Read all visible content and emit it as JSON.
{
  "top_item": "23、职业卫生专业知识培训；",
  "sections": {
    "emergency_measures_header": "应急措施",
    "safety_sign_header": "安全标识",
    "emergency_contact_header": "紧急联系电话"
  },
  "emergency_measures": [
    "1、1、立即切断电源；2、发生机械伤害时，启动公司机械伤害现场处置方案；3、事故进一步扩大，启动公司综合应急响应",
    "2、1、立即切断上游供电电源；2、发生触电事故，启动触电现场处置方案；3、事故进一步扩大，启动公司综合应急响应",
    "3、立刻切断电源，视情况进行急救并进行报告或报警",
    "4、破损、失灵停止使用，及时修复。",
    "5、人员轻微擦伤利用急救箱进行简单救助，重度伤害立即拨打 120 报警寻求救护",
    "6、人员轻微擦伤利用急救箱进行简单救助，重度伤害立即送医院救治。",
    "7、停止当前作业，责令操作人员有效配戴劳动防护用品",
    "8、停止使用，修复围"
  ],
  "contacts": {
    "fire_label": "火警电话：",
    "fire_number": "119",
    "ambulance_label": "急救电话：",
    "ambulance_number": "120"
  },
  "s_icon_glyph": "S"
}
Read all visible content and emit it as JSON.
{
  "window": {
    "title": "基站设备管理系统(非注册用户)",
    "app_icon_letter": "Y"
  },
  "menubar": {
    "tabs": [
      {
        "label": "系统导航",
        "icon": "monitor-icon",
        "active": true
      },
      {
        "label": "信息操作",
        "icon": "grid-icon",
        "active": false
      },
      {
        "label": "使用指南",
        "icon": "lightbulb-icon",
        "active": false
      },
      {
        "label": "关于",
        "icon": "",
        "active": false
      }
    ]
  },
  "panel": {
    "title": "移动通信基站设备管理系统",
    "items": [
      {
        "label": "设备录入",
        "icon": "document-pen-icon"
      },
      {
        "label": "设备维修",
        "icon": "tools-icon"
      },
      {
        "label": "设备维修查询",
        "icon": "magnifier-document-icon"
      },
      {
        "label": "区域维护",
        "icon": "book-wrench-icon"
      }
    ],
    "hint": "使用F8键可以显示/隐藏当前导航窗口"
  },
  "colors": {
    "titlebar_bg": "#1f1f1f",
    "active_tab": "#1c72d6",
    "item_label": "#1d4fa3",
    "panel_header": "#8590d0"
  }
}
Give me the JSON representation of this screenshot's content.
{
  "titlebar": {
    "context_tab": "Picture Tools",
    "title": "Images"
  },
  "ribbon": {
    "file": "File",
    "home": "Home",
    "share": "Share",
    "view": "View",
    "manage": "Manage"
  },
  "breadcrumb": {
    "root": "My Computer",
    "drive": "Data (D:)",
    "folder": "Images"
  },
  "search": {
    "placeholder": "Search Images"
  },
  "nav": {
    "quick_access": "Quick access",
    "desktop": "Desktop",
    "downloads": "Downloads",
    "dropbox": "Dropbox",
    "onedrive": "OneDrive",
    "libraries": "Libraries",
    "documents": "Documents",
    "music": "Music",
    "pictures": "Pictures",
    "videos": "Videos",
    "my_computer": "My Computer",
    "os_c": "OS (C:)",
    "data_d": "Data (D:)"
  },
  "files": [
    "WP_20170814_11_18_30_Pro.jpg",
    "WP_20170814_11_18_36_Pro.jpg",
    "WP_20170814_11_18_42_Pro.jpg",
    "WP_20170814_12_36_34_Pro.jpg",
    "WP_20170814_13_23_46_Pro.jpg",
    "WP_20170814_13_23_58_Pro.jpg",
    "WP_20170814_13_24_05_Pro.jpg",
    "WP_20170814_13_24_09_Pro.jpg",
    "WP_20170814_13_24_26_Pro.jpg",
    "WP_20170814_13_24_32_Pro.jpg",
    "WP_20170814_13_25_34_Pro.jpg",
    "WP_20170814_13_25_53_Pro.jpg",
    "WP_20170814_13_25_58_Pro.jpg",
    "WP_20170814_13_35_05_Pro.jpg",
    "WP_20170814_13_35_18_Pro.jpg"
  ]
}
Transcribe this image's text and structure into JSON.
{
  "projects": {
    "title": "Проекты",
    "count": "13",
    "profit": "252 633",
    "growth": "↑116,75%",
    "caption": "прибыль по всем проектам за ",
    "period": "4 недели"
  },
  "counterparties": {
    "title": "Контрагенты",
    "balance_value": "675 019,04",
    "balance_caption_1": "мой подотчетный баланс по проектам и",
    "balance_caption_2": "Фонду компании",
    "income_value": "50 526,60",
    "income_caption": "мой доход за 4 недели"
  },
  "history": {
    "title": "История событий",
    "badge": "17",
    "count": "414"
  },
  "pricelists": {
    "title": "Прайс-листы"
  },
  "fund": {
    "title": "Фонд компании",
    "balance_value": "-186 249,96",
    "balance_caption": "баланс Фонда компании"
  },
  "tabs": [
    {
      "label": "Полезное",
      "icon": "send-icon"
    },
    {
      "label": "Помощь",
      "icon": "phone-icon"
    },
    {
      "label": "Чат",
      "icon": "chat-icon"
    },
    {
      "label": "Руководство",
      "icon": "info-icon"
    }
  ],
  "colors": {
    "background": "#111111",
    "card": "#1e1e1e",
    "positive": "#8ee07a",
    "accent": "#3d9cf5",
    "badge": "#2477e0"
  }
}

########

**Your task**
Where a line contains the string "人员轻微擦伤利用急救箱进行简单救助", extract that line.

**Task solution**
    "5、人员轻微擦伤利用急救箱进行简单救助，重度伤害立即拨打 120 报警寻求救护",
    "6、人员轻微擦伤利用急救箱进行简单救助，重度伤害立即送医院救治。",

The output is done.